[Structured figure records]
=-=-=
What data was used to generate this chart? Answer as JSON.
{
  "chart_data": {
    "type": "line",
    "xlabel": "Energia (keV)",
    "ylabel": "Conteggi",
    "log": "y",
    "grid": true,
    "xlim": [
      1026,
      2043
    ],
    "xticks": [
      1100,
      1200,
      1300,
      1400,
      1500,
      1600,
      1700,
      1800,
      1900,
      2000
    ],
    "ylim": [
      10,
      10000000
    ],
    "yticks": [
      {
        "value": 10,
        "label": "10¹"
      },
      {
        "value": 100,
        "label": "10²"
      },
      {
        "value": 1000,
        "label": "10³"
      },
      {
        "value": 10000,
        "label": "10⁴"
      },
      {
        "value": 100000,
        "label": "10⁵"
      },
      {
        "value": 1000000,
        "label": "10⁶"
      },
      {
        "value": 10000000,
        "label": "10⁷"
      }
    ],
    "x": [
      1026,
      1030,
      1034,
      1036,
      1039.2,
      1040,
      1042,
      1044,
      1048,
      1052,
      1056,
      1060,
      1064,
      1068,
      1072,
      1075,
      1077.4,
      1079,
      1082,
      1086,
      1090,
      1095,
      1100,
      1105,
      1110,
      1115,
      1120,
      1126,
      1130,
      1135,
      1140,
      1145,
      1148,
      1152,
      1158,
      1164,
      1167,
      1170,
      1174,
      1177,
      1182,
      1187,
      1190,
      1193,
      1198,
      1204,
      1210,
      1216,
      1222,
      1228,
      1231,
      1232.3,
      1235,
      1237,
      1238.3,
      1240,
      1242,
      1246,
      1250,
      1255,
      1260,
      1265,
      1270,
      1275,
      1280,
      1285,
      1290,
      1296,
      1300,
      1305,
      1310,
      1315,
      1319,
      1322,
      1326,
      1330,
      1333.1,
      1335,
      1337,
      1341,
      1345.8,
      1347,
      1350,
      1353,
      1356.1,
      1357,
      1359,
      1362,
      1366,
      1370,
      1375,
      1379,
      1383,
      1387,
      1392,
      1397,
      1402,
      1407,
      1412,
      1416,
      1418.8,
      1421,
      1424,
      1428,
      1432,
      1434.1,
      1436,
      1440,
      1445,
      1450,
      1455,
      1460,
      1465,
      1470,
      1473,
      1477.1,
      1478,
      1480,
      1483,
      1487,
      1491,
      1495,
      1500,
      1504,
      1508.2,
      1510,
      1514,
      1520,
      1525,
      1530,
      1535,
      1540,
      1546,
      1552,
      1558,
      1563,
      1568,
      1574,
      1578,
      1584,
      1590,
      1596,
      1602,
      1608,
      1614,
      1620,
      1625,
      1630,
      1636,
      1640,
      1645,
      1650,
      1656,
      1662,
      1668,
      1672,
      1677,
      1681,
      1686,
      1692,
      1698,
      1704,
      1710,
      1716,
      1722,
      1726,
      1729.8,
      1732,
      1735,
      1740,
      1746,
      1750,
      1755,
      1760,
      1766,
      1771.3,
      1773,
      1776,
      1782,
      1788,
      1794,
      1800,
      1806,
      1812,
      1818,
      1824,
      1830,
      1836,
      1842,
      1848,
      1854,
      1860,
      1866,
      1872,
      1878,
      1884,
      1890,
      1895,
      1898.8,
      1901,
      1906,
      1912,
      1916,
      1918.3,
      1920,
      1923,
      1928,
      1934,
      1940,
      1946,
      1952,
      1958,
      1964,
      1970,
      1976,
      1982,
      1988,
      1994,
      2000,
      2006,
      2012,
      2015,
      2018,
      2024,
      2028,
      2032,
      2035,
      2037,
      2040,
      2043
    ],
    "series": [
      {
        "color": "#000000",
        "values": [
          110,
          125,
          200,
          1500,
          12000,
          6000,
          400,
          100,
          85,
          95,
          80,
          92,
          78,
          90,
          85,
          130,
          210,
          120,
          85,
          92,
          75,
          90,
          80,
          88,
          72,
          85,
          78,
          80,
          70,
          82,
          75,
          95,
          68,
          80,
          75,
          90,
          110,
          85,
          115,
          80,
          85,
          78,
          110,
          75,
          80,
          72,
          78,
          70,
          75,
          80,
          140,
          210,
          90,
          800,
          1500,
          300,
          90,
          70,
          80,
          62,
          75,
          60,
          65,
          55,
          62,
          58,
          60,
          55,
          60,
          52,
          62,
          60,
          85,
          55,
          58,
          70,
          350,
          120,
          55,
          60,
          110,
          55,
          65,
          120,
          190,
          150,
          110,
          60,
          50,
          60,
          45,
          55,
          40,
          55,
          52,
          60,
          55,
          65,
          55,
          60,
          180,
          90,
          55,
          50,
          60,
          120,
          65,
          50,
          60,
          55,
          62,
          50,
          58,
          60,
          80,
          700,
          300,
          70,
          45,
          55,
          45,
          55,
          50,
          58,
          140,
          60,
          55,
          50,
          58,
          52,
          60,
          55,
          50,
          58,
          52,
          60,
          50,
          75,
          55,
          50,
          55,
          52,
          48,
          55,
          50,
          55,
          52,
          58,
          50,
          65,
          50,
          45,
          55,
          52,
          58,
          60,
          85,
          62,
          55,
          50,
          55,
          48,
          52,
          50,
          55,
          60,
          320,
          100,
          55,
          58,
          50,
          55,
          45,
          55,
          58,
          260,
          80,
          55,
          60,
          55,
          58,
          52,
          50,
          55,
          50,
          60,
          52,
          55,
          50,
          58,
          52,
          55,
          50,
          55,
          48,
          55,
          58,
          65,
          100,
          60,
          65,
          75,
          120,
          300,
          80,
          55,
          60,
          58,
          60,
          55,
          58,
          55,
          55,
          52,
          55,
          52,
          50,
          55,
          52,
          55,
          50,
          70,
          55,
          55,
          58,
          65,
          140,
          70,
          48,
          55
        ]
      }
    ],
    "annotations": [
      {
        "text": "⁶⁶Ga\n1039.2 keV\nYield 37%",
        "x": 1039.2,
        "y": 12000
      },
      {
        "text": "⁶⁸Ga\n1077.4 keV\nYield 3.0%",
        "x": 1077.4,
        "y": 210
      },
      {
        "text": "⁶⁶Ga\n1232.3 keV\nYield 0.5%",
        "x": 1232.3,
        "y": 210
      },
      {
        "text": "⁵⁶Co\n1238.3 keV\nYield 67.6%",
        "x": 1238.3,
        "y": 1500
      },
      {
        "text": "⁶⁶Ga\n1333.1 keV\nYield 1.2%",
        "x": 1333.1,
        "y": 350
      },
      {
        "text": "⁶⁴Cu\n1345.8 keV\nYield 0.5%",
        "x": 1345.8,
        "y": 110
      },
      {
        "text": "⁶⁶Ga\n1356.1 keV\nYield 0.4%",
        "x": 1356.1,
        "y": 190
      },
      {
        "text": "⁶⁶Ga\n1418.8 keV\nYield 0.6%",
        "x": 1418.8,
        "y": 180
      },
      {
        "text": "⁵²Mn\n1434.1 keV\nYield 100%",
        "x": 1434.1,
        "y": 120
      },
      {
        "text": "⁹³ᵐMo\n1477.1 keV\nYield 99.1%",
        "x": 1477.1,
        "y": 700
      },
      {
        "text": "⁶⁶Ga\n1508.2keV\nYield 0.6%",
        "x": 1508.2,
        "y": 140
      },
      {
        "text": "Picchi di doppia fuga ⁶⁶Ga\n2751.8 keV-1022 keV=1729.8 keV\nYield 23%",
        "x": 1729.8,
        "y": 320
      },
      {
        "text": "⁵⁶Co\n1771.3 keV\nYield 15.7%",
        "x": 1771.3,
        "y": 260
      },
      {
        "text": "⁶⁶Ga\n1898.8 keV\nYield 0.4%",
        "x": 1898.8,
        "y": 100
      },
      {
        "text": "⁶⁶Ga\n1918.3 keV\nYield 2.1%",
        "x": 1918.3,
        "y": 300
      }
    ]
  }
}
=-=-=
• **Work required**:
Repeat the material above in full, quoting it exactly.

• **Complete response**:
What data was used to generate this chart? Answer as JSON.
{
  "chart_data": {
    "type": "line",
    "xlabel": "Energia (keV)",
    "ylabel": "Conteggi",
    "log": "y",
    "grid": true,
    "xlim": [
      1026,
      2043
    ],
    "xticks": [
      1100,
      1200,
      1300,
      1400,
      1500,
      1600,
      1700,
      1800,
      1900,
      2000
    ],
    "ylim": [
      10,
      10000000
    ],
    "yticks": [
      {
        "value": 10,
        "label": "10¹"
      },
      {
        "value": 100,
        "label": "10²"
      },
      {
        "value": 1000,
        "label": "10³"
      },
      {
        "value": 10000,
        "label": "10⁴"
      },
      {
        "value": 100000,
        "label": "10⁵"
      },
      {
        "value": 1000000,
        "label": "10⁶"
      },
      {
        "value": 10000000,
        "label": "10⁷"
      }
    ],
    "x": [
      1026,
      1030,
      1034,
      1036,
      1039.2,
      1040,
      1042,
      1044,
      1048,
      1052,
      1056,
      1060,
      1064,
      1068,
      1072,
      1075,
      1077.4,
      1079,
      1082,
      1086,
      1090,
      1095,
      1100,
      1105,
      1110,
      1115,
      1120,
      1126,
      1130,
      1135,
      1140,
      1145,
      1148,
      1152,
      1158,
      1164,
      1167,
      1170,
      1174,
      1177,
      1182,
      1187,
      1190,
      1193,
      1198,
      1204,
      1210,
      1216,
      1222,
      1228,
      1231,
      1232.3,
      1235,
      1237,
      1238.3,
      1240,
      1242,
      1246,
      1250,
      1255,
      1260,
      1265,
      1270,
      1275,
      1280,
      1285,
      1290,
      1296,
      1300,
      1305,
      1310,
      1315,
      1319,
      1322,
      1326,
      1330,
      1333.1,
      1335,
      1337,
      1341,
      1345.8,
      1347,
      1350,
      1353,
      1356.1,
      1357,
      1359,
      1362,
      1366,
      1370,
      1375,
      1379,
      1383,
      1387,
      1392,
      1397,
      1402,
      1407,
      1412,
      1416,
      1418.8,
      1421,
      1424,
      1428,
      1432,
      1434.1,
      1436,
      1440,
      1445,
      1450,
      1455,
      1460,
      1465,
      1470,
      1473,
      1477.1,
      1478,
      1480,
      1483,
      1487,
      1491,
      1495,
      1500,
      1504,
      1508.2,
      1510,
      1514,
      1520,
      1525,
      1530,
      1535,
      1540,
      1546,
      1552,
      1558,
      1563,
      1568,
      1574,
      1578,
      1584,
      1590,
      1596,
      1602,
      1608,
      1614,
      1620,
      1625,
      1630,
      1636,
      1640,
      1645,
      1650,
      1656,
      1662,
      1668,
      1672,
      1677,
      1681,
      1686,
      1692,
      1698,
      1704,
      1710,
      1716,
      1722,
      1726,
      1729.8,
      1732,
      1735,
      1740,
      1746,
      1750,
      1755,
      1760,
      1766,
      1771.3,
      1773,
      1776,
      1782,
      1788,
      1794,
      1800,
      1806,
      1812,
      1818,
      1824,
      1830,
      1836,
      1842,
      1848,
      1854,
      1860,
      1866,
      1872,
      1878,
      1884,
      1890,
      1895,
      1898.8,
      1901,
      1906,
      1912,
      1916,
      1918.3,
      1920,
      1923,
      1928,
      1934,
      1940,
      1946,
      1952,
      1958,
      1964,
      1970,
      1976,
      1982,
      1988,
      1994,
      2000,
      2006,
      2012,
      2015,
      2018,
      2024,
      2028,
      2032,
      2035,
      2037,
      2040,
      2043
    ],
    "series": [
      {
        "color": "#000000",
        "values": [
          110,
          125,
          200,
          1500,
          12000,
          6000,
          400,
          100,
          85,
          95,
          80,
          92,
          78,
          90,
          85,
          130,
          210,
          120,
          85,
          92,
          75,
          90,
          80,
          88,
          72,
          85,
          78,
          80,
          70,
          82,
          75,
          95,
          68,
          80,
          75,
          90,
          110,
          85,
          115,
          80,
          85,
          78,
          110,
          75,
          80,
          72,
          78,
          70,
          75,
          80,
          140,
          210,
          90,
          800,
          1500,
          300,
          90,
          70,
          80,
          62,
          75,
          60,
          65,
          55,
          62,
          58,
          60,
          55,
          60,
          52,
          62,
          60,
          85,
          55,
          58,
          70,
          350,
          120,
          55,
          60,
          110,
          55,
          65,
          120,
          190,
          150,
          110,
          60,
          50,
          60,
          45,
          55,
          40,
          55,
          52,
          60,
          55,
          65,
          55,
          60,
          180,
          90,
          55,
          50,
          60,
          120,
          65,
          50,
          60,
          55,
          62,
          50,
          58,
          60,
          80,
          700,
          300,
          70,
          45,
          55,
          45,
          55,
          50,
          58,
          140,
          60,
          55,
          50,
          58,
          52,
          60,
          55,
          50,
          58,
          52,
          60,
          50,
          75,
          55,
          50,
          55,
          52,
          48,
          55,
          50,
          55,
          52,
          58,
          50,
          65,
          50,
          45,
          55,
          52,
          58,
          60,
          85,
          62,
          55,
          50,
          55,
          48,
          52,
          50,
          55,
          60,
          320,
          100,
          55,
          58,
          50,
          55,
          45,
          55,
          58,
          260,
          80,
          55,
          60,
          55,
          58,
          52,
          50,
          55,
          50,
          60,
          52,
          55,
          50,
          58,
          52,
          55,
          50,
          55,
          48,
          55,
          58,
          65,
          100,
          60,
          65,
          75,
          120,
          300,
          80,
          55,
          60,
          58,
          60,
          55,
          58,
          55,
          55,
          52,
          55,
          52,
          50,
          55,
          52,
          55,
          50,
          70,
          55,
          55,
          58,
          65,
          140,
          70,
          48,
          55
        ]
      }
    ],
    "annotations": [
      {
        "text": "⁶⁶Ga\n1039.2 keV\nYield 37%",
        "x": 1039.2,
        "y": 12000
      },
      {
        "text": "⁶⁸Ga\n1077.4 keV\nYield 3.0%",
        "x": 1077.4,
        "y": 210
      },
      {
        "text": "⁶⁶Ga\n1232.3 keV\nYield 0.5%",
        "x": 1232.3,
        "y": 210
      },
      {
        "text": "⁵⁶Co\n1238.3 keV\nYield 67.6%",
        "x": 1238.3,
        "y": 1500
      },
      {
        "text": "⁶⁶Ga\n1333.1 keV\nYield 1.2%",
        "x": 1333.1,
        "y": 350
      },
      {
        "text": "⁶⁴Cu\n1345.8 keV\nYield 0.5%",
        "x": 1345.8,
        "y": 110
      },
      {
        "text": "⁶⁶Ga\n1356.1 keV\nYield 0.4%",
        "x": 1356.1,
        "y": 190
      },
      {
        "text": "⁶⁶Ga\n1418.8 keV\nYield 0.6%",
        "x": 1418.8,
        "y": 180
      },
      {
        "text": "⁵²Mn\n1434.1 keV\nYield 100%",
        "x": 1434.1,
        "y": 120
      },
      {
        "text": "⁹³ᵐMo\n1477.1 keV\nYield 99.1%",
        "x": 1477.1,
        "y": 700
      },
      {
        "text": "⁶⁶Ga\n1508.2keV\nYield 0.6%",
        "x": 1508.2,
        "y": 140
      },
      {
        "text": "Picchi di doppia fuga ⁶⁶Ga\n2751.8 keV-1022 keV=1729.8 keV\nYield 23%",
        "x": 1729.8,
        "y": 320
      },
      {
        "text": "⁵⁶Co\n1771.3 keV\nYield 15.7%",
        "x": 1771.3,
        "y": 260
      },
      {
        "text": "⁶⁶Ga\n1898.8 keV\nYield 0.4%",
        "x": 1898.8,
        "y": 100
      },
      {
        "text": "⁶⁶Ga\n1918.3 keV\nYield 2.1%",
        "x": 1918.3,
        "y": 300
      }
    ]
  }
}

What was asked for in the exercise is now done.